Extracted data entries
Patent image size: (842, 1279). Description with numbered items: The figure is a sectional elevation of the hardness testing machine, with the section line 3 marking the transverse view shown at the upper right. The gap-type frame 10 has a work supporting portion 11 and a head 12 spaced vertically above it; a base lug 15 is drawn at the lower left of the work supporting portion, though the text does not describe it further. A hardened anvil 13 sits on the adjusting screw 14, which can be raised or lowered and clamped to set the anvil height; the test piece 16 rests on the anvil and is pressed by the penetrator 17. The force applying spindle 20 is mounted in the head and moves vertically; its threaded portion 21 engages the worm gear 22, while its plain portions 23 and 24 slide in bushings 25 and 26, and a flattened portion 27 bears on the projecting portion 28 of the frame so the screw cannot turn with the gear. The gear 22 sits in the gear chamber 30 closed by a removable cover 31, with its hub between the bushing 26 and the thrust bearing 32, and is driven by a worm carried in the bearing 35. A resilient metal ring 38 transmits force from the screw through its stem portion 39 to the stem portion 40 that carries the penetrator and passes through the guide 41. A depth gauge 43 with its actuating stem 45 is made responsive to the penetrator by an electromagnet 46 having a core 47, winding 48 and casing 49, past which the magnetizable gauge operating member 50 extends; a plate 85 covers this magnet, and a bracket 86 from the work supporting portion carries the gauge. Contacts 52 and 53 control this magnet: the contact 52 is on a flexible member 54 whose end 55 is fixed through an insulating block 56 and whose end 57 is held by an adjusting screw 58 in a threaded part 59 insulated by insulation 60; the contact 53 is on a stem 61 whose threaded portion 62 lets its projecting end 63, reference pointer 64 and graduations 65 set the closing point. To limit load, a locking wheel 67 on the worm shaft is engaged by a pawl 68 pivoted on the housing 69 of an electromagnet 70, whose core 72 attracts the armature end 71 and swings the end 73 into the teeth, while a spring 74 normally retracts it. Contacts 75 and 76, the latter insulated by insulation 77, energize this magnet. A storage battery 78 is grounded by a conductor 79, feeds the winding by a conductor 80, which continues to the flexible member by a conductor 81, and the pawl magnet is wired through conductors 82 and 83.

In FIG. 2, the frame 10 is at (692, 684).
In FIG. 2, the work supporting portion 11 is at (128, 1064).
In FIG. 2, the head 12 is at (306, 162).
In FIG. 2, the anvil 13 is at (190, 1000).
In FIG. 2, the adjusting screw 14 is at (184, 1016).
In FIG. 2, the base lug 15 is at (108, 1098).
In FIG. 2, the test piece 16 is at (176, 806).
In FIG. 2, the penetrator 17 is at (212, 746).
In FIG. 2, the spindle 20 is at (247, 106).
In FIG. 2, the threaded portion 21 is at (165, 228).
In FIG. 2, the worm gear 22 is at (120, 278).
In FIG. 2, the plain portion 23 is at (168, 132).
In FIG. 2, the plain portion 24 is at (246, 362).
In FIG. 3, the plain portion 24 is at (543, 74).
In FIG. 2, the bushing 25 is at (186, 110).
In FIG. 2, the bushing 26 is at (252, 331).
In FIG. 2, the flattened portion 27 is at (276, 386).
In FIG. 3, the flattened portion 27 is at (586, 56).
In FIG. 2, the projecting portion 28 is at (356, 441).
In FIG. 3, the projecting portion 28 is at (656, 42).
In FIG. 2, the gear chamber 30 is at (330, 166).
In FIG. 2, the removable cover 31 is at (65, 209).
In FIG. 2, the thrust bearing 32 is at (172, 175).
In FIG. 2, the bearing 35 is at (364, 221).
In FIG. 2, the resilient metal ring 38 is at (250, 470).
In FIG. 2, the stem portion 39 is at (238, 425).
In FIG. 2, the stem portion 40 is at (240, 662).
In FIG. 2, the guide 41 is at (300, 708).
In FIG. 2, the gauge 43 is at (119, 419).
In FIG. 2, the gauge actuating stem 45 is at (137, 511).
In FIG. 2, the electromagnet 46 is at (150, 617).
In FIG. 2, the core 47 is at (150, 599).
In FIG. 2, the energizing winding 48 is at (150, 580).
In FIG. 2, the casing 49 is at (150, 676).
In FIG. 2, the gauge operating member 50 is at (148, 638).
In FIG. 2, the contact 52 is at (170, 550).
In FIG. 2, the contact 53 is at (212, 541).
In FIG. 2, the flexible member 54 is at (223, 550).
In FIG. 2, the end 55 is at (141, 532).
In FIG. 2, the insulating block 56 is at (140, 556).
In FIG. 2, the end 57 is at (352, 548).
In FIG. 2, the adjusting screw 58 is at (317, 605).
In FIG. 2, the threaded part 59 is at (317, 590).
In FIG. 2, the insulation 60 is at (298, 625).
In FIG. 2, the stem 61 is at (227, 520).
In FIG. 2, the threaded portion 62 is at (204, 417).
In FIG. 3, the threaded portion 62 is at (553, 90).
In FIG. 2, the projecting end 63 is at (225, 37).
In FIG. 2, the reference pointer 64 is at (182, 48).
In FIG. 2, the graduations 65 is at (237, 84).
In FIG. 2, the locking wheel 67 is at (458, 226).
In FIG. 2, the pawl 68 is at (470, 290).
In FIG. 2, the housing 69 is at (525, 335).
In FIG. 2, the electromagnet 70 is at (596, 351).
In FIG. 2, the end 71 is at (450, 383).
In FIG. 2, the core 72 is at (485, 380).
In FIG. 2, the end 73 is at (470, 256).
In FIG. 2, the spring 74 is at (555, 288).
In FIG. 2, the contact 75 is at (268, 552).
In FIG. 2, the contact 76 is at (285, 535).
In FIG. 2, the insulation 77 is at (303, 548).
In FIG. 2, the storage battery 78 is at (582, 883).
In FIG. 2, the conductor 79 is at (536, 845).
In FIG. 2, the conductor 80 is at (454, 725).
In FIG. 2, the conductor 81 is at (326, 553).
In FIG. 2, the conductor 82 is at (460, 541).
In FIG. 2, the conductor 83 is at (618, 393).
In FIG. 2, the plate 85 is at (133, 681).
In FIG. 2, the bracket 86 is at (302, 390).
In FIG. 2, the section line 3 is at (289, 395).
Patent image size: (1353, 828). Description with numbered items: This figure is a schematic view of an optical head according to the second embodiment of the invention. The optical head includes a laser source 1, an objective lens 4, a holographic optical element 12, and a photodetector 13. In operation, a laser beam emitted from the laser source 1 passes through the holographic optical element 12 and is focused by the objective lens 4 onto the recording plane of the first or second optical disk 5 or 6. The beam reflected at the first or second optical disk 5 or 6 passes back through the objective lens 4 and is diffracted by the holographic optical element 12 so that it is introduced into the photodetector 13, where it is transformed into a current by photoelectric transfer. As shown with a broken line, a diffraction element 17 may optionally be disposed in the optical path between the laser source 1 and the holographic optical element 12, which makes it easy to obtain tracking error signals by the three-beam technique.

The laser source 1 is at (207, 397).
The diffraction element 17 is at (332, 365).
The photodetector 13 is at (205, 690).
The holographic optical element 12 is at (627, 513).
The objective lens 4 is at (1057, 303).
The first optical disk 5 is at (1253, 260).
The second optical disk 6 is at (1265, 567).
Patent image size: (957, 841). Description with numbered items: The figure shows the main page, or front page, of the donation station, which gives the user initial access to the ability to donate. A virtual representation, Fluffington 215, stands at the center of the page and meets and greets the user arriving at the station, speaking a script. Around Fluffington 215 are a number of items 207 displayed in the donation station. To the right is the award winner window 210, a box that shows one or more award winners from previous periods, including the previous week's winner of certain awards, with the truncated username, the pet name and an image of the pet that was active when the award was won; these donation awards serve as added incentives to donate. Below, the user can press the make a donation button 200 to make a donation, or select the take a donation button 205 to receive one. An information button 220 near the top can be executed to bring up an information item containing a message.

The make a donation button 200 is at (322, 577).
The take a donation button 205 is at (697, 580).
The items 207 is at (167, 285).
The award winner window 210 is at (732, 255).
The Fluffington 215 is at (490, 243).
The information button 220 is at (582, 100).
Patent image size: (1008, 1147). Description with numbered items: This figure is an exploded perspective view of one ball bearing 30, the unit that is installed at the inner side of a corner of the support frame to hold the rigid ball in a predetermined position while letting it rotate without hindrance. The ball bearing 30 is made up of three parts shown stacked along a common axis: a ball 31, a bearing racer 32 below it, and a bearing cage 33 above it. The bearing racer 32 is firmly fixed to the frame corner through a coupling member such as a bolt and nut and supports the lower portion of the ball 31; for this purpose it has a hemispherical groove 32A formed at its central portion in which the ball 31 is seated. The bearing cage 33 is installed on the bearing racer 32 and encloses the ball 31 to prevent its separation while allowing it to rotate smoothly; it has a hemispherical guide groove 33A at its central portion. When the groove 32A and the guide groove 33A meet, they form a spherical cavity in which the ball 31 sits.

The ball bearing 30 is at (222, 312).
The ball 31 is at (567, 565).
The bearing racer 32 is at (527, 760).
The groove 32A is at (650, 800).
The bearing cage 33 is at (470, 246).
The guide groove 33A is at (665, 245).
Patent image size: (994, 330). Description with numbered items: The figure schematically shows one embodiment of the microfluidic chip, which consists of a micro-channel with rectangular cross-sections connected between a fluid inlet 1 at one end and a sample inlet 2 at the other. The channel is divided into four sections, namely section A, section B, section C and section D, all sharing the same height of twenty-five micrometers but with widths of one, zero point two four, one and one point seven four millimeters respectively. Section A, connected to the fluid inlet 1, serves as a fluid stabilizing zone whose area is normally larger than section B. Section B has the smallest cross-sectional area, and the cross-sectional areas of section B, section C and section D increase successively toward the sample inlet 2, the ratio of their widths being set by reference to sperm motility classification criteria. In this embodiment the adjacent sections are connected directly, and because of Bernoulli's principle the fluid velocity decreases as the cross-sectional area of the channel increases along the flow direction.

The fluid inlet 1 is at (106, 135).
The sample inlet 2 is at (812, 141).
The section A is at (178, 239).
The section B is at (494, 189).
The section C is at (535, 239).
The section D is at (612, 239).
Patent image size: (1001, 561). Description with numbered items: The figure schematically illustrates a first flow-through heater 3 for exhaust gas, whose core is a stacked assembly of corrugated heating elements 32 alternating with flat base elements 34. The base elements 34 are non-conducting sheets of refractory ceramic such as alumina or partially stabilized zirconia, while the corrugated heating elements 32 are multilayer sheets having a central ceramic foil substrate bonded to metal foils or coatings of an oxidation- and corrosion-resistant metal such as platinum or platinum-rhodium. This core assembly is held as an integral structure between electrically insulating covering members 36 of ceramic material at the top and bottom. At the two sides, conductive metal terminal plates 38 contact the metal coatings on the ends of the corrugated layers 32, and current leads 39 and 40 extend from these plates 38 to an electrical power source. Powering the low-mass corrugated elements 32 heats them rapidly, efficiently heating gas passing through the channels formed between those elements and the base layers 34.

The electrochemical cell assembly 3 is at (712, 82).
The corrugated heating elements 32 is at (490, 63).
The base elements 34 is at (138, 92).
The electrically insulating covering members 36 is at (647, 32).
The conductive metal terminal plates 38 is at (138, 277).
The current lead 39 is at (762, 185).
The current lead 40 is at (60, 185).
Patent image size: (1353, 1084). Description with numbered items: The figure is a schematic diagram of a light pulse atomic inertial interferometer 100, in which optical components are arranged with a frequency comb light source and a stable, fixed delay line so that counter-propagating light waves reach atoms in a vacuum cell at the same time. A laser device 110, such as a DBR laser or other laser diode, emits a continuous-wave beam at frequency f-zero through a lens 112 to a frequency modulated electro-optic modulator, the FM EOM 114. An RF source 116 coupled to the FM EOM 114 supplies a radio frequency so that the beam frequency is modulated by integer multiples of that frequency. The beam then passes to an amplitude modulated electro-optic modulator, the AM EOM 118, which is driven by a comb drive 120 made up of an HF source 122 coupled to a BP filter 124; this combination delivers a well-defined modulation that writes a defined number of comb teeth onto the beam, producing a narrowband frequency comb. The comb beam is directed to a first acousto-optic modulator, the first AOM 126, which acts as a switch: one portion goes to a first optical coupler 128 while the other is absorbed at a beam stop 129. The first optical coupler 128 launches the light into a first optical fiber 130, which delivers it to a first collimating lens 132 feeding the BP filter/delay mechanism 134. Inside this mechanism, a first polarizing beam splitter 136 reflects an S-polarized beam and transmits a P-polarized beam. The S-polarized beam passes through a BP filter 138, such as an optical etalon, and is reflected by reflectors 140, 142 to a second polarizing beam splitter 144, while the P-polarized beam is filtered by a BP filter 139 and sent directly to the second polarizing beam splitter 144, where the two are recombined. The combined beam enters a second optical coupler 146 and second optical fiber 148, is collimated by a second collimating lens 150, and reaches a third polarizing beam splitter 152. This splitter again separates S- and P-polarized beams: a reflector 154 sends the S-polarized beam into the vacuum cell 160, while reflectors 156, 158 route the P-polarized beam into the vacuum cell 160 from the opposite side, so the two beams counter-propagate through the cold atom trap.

◆ **Task details**:
Render the stretch of the data above from the line containing "Patent image size: (957, 841)." through the line containing "The information button 220 is at (582, 100)." as a JSON list of strings, one string per line, leaving out blank lines.

◆ **The completed task**:
[
  "Patent image size: (957, 841). Description with numbered items: The figure shows the main page, or front page, of the donation station, which gives the user initial access to the ability to donate. A virtual representation, Fluffington 215, stands at the center of the page and meets and greets the user arriving at the station, speaking a script. Around Fluffington 215 are a number of items 207 displayed in the donation station. To the right is the award winner window 210, a box that shows one or more award winners from previous periods, including the previous week's winner of certain awards, with the truncated username, the pet name and an image of the pet that was active when the award was won; these donation awards serve as added incentives to donate. Below, the user can press the make a donation button 200 to make a donation, or select the take a donation button 205 to receive one. An information button 220 near the top can be executed to bring up an information item containing a message.",
  "The make a donation button 200 is at (322, 577).",
  "The take a donation button 205 is at (697, 580).",
  "The items 207 is at (167, 285).",
  "The award winner window 210 is at (732, 255).",
  "The Fluffington 215 is at (490, 243).",
  "The information button 220 is at (582, 100)."
]